| WHAT THE EXERCISE ASKS |
Collect every line below that contains the word "title".

| RAW RECORDS |
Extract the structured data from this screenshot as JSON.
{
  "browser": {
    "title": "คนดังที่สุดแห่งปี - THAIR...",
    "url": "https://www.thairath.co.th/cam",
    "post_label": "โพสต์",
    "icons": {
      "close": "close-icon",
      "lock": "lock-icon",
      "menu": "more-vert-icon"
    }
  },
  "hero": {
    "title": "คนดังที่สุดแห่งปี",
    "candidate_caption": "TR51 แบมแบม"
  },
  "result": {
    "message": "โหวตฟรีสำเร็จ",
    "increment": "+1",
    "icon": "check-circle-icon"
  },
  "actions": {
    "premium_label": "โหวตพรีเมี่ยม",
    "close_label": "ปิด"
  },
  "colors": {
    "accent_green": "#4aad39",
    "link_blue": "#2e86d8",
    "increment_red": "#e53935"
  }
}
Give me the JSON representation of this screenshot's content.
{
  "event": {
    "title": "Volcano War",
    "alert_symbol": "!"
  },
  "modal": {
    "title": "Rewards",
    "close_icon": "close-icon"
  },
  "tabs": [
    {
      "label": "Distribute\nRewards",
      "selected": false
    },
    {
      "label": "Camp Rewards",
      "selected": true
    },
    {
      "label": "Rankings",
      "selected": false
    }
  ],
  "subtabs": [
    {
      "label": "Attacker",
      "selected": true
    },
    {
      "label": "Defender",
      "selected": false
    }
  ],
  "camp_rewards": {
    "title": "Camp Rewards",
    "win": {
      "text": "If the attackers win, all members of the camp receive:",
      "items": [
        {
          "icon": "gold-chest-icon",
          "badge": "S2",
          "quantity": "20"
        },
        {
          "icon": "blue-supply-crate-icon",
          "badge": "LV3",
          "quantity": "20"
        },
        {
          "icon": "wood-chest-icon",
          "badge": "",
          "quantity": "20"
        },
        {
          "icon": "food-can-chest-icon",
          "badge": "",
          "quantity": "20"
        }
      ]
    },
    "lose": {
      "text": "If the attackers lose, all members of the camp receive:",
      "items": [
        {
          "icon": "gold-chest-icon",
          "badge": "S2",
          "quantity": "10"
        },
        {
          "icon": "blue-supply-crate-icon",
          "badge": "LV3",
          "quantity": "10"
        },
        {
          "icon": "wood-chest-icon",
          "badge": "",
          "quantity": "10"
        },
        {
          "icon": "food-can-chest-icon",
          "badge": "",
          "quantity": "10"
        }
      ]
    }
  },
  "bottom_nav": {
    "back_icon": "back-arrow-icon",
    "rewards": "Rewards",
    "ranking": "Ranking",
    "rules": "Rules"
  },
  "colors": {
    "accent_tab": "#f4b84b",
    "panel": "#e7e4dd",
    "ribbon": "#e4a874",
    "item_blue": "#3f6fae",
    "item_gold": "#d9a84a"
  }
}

| THE REPLY |
    "title": "คนดังที่สุดแห่งปี - THAIR...",
    "title": "คนดังที่สุดแห่งปี",
    "title": "Volcano War",
    "title": "Rewards",
    "title": "Camp Rewards",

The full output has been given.